**Given exercise:** The data below is to be returned in full and exactly.

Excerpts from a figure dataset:

--------------------------------------------------

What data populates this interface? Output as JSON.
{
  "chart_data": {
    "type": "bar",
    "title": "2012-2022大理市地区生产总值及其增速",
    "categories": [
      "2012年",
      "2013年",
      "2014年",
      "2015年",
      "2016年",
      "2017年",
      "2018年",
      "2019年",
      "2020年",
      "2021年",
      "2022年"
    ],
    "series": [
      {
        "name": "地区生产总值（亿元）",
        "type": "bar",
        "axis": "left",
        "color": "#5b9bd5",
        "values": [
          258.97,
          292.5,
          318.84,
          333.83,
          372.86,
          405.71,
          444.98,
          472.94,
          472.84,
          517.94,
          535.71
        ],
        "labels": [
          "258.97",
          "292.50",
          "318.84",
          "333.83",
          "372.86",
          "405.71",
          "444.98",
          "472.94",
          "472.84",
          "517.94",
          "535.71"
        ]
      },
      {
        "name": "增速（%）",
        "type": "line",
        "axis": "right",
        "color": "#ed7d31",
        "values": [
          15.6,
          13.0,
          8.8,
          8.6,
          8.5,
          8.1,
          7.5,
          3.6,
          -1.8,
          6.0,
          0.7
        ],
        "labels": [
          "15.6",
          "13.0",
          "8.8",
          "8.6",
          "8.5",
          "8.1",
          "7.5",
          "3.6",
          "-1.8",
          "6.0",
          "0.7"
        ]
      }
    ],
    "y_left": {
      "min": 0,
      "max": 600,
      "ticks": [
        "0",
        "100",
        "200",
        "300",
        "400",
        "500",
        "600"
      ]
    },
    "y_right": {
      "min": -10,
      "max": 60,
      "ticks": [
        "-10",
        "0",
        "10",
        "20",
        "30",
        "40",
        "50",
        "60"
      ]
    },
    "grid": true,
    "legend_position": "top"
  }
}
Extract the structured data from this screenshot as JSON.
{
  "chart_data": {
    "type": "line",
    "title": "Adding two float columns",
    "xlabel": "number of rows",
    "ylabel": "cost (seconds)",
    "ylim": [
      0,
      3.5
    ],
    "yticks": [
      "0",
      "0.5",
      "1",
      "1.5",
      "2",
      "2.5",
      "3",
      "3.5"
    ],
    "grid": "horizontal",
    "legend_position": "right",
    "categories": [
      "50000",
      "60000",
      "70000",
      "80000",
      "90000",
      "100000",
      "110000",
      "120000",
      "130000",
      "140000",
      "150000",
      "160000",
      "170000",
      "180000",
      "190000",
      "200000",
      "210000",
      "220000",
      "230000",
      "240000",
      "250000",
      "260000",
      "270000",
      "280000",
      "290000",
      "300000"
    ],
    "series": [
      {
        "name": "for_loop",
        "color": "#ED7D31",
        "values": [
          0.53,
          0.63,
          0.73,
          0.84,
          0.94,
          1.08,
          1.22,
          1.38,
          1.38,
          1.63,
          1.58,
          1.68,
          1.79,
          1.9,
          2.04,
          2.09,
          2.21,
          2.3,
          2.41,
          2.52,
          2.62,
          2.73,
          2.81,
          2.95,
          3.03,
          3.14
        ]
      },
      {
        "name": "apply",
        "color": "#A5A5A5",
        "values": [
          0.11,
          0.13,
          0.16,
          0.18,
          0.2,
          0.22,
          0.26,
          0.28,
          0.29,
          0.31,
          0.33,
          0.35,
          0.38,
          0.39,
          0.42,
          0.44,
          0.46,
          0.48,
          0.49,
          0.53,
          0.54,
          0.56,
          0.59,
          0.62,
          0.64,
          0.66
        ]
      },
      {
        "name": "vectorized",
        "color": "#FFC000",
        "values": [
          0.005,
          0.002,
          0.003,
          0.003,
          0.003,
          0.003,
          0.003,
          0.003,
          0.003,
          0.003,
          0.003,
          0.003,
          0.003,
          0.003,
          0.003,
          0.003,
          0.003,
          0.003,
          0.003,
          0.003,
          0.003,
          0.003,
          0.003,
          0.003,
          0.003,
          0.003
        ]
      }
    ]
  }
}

--------------------------------------------------

**Complete output:**
What data populates this interface? Output as JSON.
{
  "chart_data": {
    "type": "bar",
    "title": "2012-2022大理市地区生产总值及其增速",
    "categories": [
      "2012年",
      "2013年",
      "2014年",
      "2015年",
      "2016年",
      "2017年",
      "2018年",
      "2019年",
      "2020年",
      "2021年",
      "2022年"
    ],
    "series": [
      {
        "name": "地区生产总值（亿元）",
        "type": "bar",
        "axis": "left",
        "color": "#5b9bd5",
        "values": [
          258.97,
          292.5,
          318.84,
          333.83,
          372.86,
          405.71,
          444.98,
          472.94,
          472.84,
          517.94,
          535.71
        ],
        "labels": [
          "258.97",
          "292.50",
          "318.84",
          "333.83",
          "372.86",
          "405.71",
          "444.98",
          "472.94",
          "472.84",
          "517.94",
          "535.71"
        ]
      },
      {
        "name": "增速（%）",
        "type": "line",
        "axis": "right",
        "color": "#ed7d31",
        "values": [
          15.6,
          13.0,
          8.8,
          8.6,
          8.5,
          8.1,
          7.5,
          3.6,
          -1.8,
          6.0,
          0.7
        ],
        "labels": [
          "15.6",
          "13.0",
          "8.8",
          "8.6",
          "8.5",
          "8.1",
          "7.5",
          "3.6",
          "-1.8",
          "6.0",
          "0.7"
        ]
      }
    ],
    "y_left": {
      "min": 0,
      "max": 600,
      "ticks": [
        "0",
        "100",
        "200",
        "300",
        "400",
        "500",
        "600"
      ]
    },
    "y_right": {
      "min": -10,
      "max": 60,
      "ticks": [
        "-10",
        "0",
        "10",
        "20",
        "30",
        "40",
        "50",
        "60"
      ]
    },
    "grid": true,
    "legend_position": "top"
  }
}
Extract the structured data from this screenshot as JSON.
{
  "chart_data": {
    "type": "line",
    "title": "Adding two float columns",
    "xlabel": "number of rows",
    "ylabel": "cost (seconds)",
    "ylim": [
      0,
      3.5
    ],
    "yticks": [
      "0",
      "0.5",
      "1",
      "1.5",
      "2",
      "2.5",
      "3",
      "3.5"
    ],
    "grid": "horizontal",
    "legend_position": "right",
    "categories": [
      "50000",
      "60000",
      "70000",
      "80000",
      "90000",
      "100000",
      "110000",
      "120000",
      "130000",
      "140000",
      "150000",
      "160000",
      "170000",
      "180000",
      "190000",
      "200000",
      "210000",
      "220000",
      "230000",
      "240000",
      "250000",
      "260000",
      "270000",
      "280000",
      "290000",
      "300000"
    ],
    "series": [
      {
        "name": "for_loop",
        "color": "#ED7D31",
        "values": [
          0.53,
          0.63,
          0.73,
          0.84,
          0.94,
          1.08,
          1.22,
          1.38,
          1.38,
          1.63,
          1.58,
          1.68,
          1.79,
          1.9,
          2.04,
          2.09,
          2.21,
          2.3,
          2.41,
          2.52,
          2.62,
          2.73,
          2.81,
          2.95,
          3.03,
          3.14
        ]
      },
      {
        "name": "apply",
        "color": "#A5A5A5",
        "values": [
          0.11,
          0.13,
          0.16,
          0.18,
          0.2,
          0.22,
          0.26,
          0.28,
          0.29,
          0.31,
          0.33,
          0.35,
          0.38,
          0.39,
          0.42,
          0.44,
          0.46,
          0.48,
          0.49,
          0.53,
          0.54,
          0.56,
          0.59,
          0.62,
          0.64,
          0.66
        ]
      },
      {
        "name": "vectorized",
        "color": "#FFC000",
        "values": [
          0.005,
          0.002,
          0.003,
          0.003,
          0.003,
          0.003,
          0.003,
          0.003,
          0.003,
          0.003,
          0.003,
          0.003,
          0.003,
          0.003,
          0.003,
          0.003,
          0.003,
          0.003,
          0.003,
          0.003,
          0.003,
          0.003,
          0.003,
          0.003,
          0.003,
          0.003
        ]
      }
    ]
  }
}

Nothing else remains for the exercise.